◆ **TEXT TO READ**:
※
Dear David,
Thanks a lot for the "clue", yes the missing variables was the
"culprit"... for unknown reason the variables were missing from the
shell environment.... So I manually added ".
/etc/profile.d/grid-env.sh" to the /usr/bin/dtomcat5 script and
restarted the tomcat service.. and now the cream/blahpd works
properly...
Regards
On Tue, Nov 10, 2015 at 9:20 PM, Muhammad Farhan SJAUGI
<[log in to unmask]> wrote:
> Dear David,
>
> Yes, you could be right, I found out the variables for BLAH is missing:
>
> [root@khaldun tmp]# tr '\0' '\n' < /proc/17186/environ | grep BL
> [root@khaldun tmp]#
>
> If I compare with another working cluster:
>
> [root@haitham ~]# tr '\0' '\n' < /proc/31721/environ | grep BL
> BLPARSER_CONFIG_LOCATION=/etc/blparser.conf
> BLAHPD_CONFIG_LOCATION=/etc/blah.config
> BLAHPD_LOCATION=/usr
> [root@haitham ~]#
>
> So how can I add the missing variables to the affected cluster?
※
◆ **STATED PROBLEM A**: From the forum thread above, list each environment variable that appears in the output from the working cluster, along with its value.

◆ **INFORMATION GIVEN**:
※
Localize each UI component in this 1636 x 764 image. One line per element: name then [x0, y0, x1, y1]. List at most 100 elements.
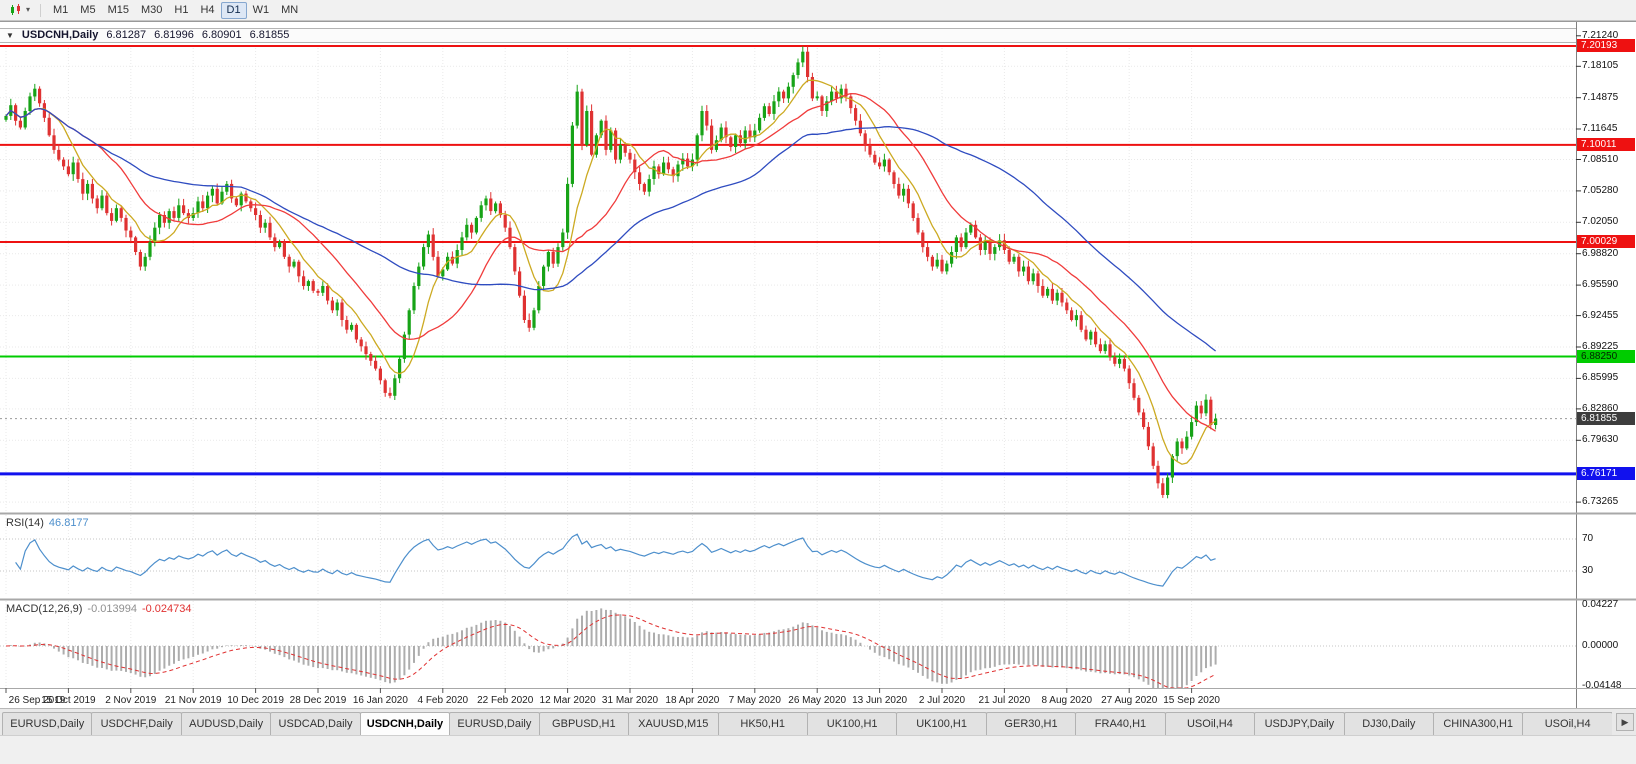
horizontal-level-lines[interactable]	[0, 45, 1576, 476]
status-bar	[0, 735, 1636, 764]
candlesticks	[4, 46, 1218, 499]
price-tick-label: 7.14875	[1582, 91, 1619, 103]
timeframe-button-m5[interactable]: M5	[74, 2, 101, 19]
price-tick-label: 7.08510	[1582, 153, 1619, 165]
macd-indicator-label: MACD(12,26,9) -0.013994 -0.024734	[6, 603, 192, 615]
date-tick-label: 26 May 2020	[788, 695, 847, 706]
timeframes-toolbar: ▾ M1 M5 M15 M30 H1 H4 D1 W1 MN	[0, 0, 1636, 21]
timeframe-button-d1[interactable]: D1	[220, 1, 247, 19]
chart-tab-audusd-daily[interactable]: AUDUSD,Daily	[180, 712, 272, 735]
chart-tab-china300-h1[interactable]: CHINA300,H1	[1433, 712, 1524, 735]
price-tick-label: 7.05280	[1582, 184, 1619, 196]
timeframe-button-m1[interactable]: M1	[47, 2, 74, 19]
date-tick-label: 22 Feb 2020	[477, 695, 534, 706]
chart-tab-uk100-h1[interactable]: UK100,H1	[806, 712, 898, 735]
current-price-badge: 6.81855	[1577, 412, 1635, 426]
ma-line-20	[5, 92, 1216, 432]
chart-tab-hk50-h1[interactable]: HK50,H1	[717, 712, 808, 735]
date-tick-label: 2 Jul 2020	[918, 695, 966, 706]
chart-tab-ger30-h1[interactable]: GER30,H1	[985, 712, 1077, 735]
date-tick-label: 12 Mar 2020	[539, 695, 596, 706]
chart-type-button[interactable]: ▾	[4, 2, 34, 19]
chart-tab-dj30-daily[interactable]: DJ30,Daily	[1343, 712, 1434, 735]
chart-info-bar[interactable]: ▼ USDCNH,Daily 6.81287 6.81996 6.80901 6…	[0, 28, 1576, 43]
chart-tab-usdcad-daily[interactable]: USDCAD,Daily	[270, 712, 361, 735]
macd-signal-value: -0.024734	[141, 603, 192, 615]
low-value: 6.80901	[201, 29, 242, 41]
date-tick-label: 18 Apr 2020	[665, 695, 720, 706]
price-tick-label: 7.02050	[1582, 216, 1619, 228]
date-tick-label: 27 Aug 2020	[1101, 695, 1158, 706]
chart-tab-fra40-h1[interactable]: FRA40,H1	[1075, 712, 1166, 735]
chart-menu-caret-icon: ▾	[26, 5, 31, 14]
time-axis[interactable]: 26 Sep 2019 15 Oct 2019 2 Nov 2019 21 Nov 2…	[0, 692, 1576, 709]
open-value: 6.81287	[106, 29, 147, 41]
date-tick-label: 28 Dec 2019	[289, 695, 347, 706]
high-value: 6.81996	[154, 29, 194, 41]
macd-name: MACD(12,26,9)	[6, 603, 83, 615]
date-tick-label: 21 Nov 2019	[164, 695, 222, 706]
price-tick-label: 6.89225	[1582, 340, 1619, 352]
price-tick-label: 6.95590	[1582, 279, 1619, 291]
macd-tick-label: 0.04227	[1582, 598, 1619, 610]
resistance-level-badge: 7.00029	[1577, 235, 1635, 249]
timeframe-button-h4[interactable]: H4	[194, 2, 220, 19]
resistance-level-badge: 7.20193	[1577, 39, 1635, 53]
chart-frame	[0, 22, 1636, 709]
grid-lines	[0, 35, 1576, 688]
timeframe-button-m15[interactable]: M15	[102, 2, 135, 19]
price-tick-label: 6.82860	[1582, 402, 1619, 414]
price-tick-label: 6.92455	[1582, 309, 1619, 321]
chart-tab-xauusd-m15[interactable]: XAUUSD,M15	[628, 712, 719, 735]
rsi-value: 46.8177	[48, 517, 89, 529]
chart-tab-usdcnh-daily[interactable]: USDCNH,Daily	[359, 712, 451, 735]
date-tick-label: 15 Sep 2020	[1163, 695, 1220, 706]
tab-scroll-right-button[interactable]: ▶	[1616, 713, 1634, 731]
date-tick-label: 8 Aug 2020	[1041, 695, 1093, 706]
price-tick-label: 6.98820	[1582, 247, 1619, 259]
price-axis[interactable]: 7.21240 7.18105 7.14875 7.11645 7.08510 7.052…	[1577, 22, 1636, 709]
macd-tick-label: -0.04148	[1582, 680, 1622, 692]
price-tick-label: 7.18105	[1582, 60, 1619, 72]
rsi-tick-label: 70	[1582, 533, 1594, 544]
macd-main-value: -0.013994	[87, 603, 137, 615]
timeframe-button-mn[interactable]: MN	[275, 2, 304, 19]
candlestick-chart-icon	[11, 4, 20, 15]
symbol-dropdown-icon[interactable]: ▼	[6, 31, 14, 40]
chart-tab-uk100-h1[interactable]: UK100,H1	[896, 712, 987, 735]
rsi-tick-label: 30	[1582, 565, 1594, 576]
chart-tab-usdjpy-daily[interactable]: USDJPY,Daily	[1254, 712, 1345, 735]
timeframe-button-m30[interactable]: M30	[135, 2, 168, 19]
macd-tick-label: 0.00000	[1582, 640, 1619, 651]
chart-tabs: EURUSD,Daily USDCHF,Daily AUDUSD,Daily USDC…	[0, 712, 1612, 735]
price-tick-label: 6.79630	[1582, 434, 1619, 446]
resistance-level-badge: 7.10011	[1577, 138, 1635, 152]
ma-line-50	[5, 107, 1216, 352]
rsi-line	[15, 533, 1216, 587]
macd-histogram	[9, 608, 1217, 688]
date-tick-label: 4 Feb 2020	[417, 695, 469, 706]
toolbar-separator	[40, 3, 42, 17]
macd-signal-line	[5, 614, 1216, 689]
chart-tab-gbpusd-h1[interactable]: GBPUSD,H1	[538, 712, 630, 735]
support-level-badge: 6.76171	[1577, 467, 1635, 481]
timeframe-button-h1[interactable]: H1	[168, 2, 194, 19]
date-tick-label: 21 Jul 2020	[978, 695, 1031, 706]
chart-tab-eurusd-daily[interactable]: EURUSD,Daily	[2, 712, 93, 735]
price-tick-label: 6.73265	[1582, 496, 1619, 508]
date-tick-label: 10 Dec 2019	[227, 695, 284, 706]
date-tick-label: 31 Mar 2020	[601, 695, 659, 706]
timeframe-button-w1[interactable]: W1	[247, 2, 276, 19]
chart-tab-usoil-h4[interactable]: USOil,H4	[1164, 712, 1256, 735]
chart-tab-usoil-h4[interactable]: USOil,H4	[1522, 712, 1612, 735]
chart-tab-bar: EURUSD,Daily USDCHF,Daily AUDUSD,Daily USDC…	[0, 708, 1636, 735]
close-value: 6.81855	[249, 29, 290, 41]
chart-tab-eurusd-daily[interactable]: EURUSD,Daily	[449, 712, 540, 735]
chart-tab-usdchf-daily[interactable]: USDCHF,Daily	[91, 712, 182, 735]
price-tick-label: 7.11645	[1582, 123, 1618, 135]
price-chart-canvas[interactable]	[0, 22, 1636, 709]
date-tick-label: 2 Nov 2019	[105, 695, 157, 706]
price-tick-label: 6.85995	[1582, 372, 1619, 384]
date-tick-label: 15 Oct 2019	[41, 695, 96, 706]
※
◆ **STATED PROBLEM B**: In the rows above, write out the stretch from the row containing "45, 1576, 476]" through the row containing "date-tick-label: 21 Nov", both included, with every character unchanged.

◆ **TASK OUTPUT A**:
BLPARSER_CONFIG_LOCATION=/etc/blparser.conf
BLAHPD_CONFIG_LOCATION=/etc/blah.config
BLAHPD_LOCATION=/usr

◆ **TASK OUTPUT B**:
horizontal-level-lines[interactable]	[0, 45, 1576, 476]
status-bar	[0, 735, 1636, 764]
candlesticks	[4, 46, 1218, 499]
price-tick-label: 7.14875	[1582, 91, 1619, 103]
timeframe-button-m5[interactable]: M5	[74, 2, 101, 19]
price-tick-label: 7.08510	[1582, 153, 1619, 165]
macd-indicator-label: MACD(12,26,9) -0.013994 -0.024734	[6, 603, 192, 615]
date-tick-label: 26 May 2020	[788, 695, 847, 706]
timeframes-toolbar: ▾ M1 M5 M15 M30 H1 H4 D1 W1 MN	[0, 0, 1636, 21]
timeframe-button-d1[interactable]: D1	[220, 1, 247, 19]
chart-tab-audusd-daily[interactable]: AUDUSD,Daily	[180, 712, 272, 735]
chart-tab-china300-h1[interactable]: CHINA300,H1	[1433, 712, 1524, 735]
price-tick-label: 7.05280	[1582, 184, 1619, 196]
timeframe-button-m1[interactable]: M1	[47, 2, 74, 19]
date-tick-label: 22 Feb 2020	[477, 695, 534, 706]
chart-tab-uk100-h1[interactable]: UK100,H1	[806, 712, 898, 735]
current-price-badge: 6.81855	[1577, 412, 1635, 426]
ma-line-20	[5, 92, 1216, 432]
chart-tab-hk50-h1[interactable]: HK50,H1	[717, 712, 808, 735]
date-tick-label: 2 Jul 2020	[918, 695, 966, 706]
chart-tab-ger30-h1[interactable]: GER30,H1	[985, 712, 1077, 735]
date-tick-label: 12 Mar 2020	[539, 695, 596, 706]
chart-type-button[interactable]: ▾	[4, 2, 34, 19]
chart-tab-dj30-daily[interactable]: DJ30,Daily	[1343, 712, 1434, 735]
chart-info-bar[interactable]: ▼ USDCNH,Daily 6.81287 6.81996 6.80901 6…	[0, 28, 1576, 43]
chart-tab-usdcad-daily[interactable]: USDCAD,Daily	[270, 712, 361, 735]
macd-signal-value: -0.024734	[141, 603, 192, 615]
low-value: 6.80901	[201, 29, 242, 41]
date-tick-label: 18 Apr 2020	[665, 695, 720, 706]
price-tick-label: 7.02050	[1582, 216, 1619, 228]
date-tick-label: 27 Aug 2020	[1101, 695, 1158, 706]
chart-tab-fra40-h1[interactable]: FRA40,H1	[1075, 712, 1166, 735]
chart-menu-caret-icon: ▾	[26, 5, 31, 14]
time-axis[interactable]: 26 Sep 2019 15 Oct 2019 2 Nov 2019 21 Nov 2…	[0, 692, 1576, 709]
open-value: 6.81287	[106, 29, 147, 41]
date-tick-label: 28 Dec 2019	[289, 695, 347, 706]
high-value: 6.81996	[154, 29, 194, 41]
macd-name: MACD(12,26,9)	[6, 603, 83, 615]
date-tick-label: 21 Nov 2019	[164, 695, 222, 706]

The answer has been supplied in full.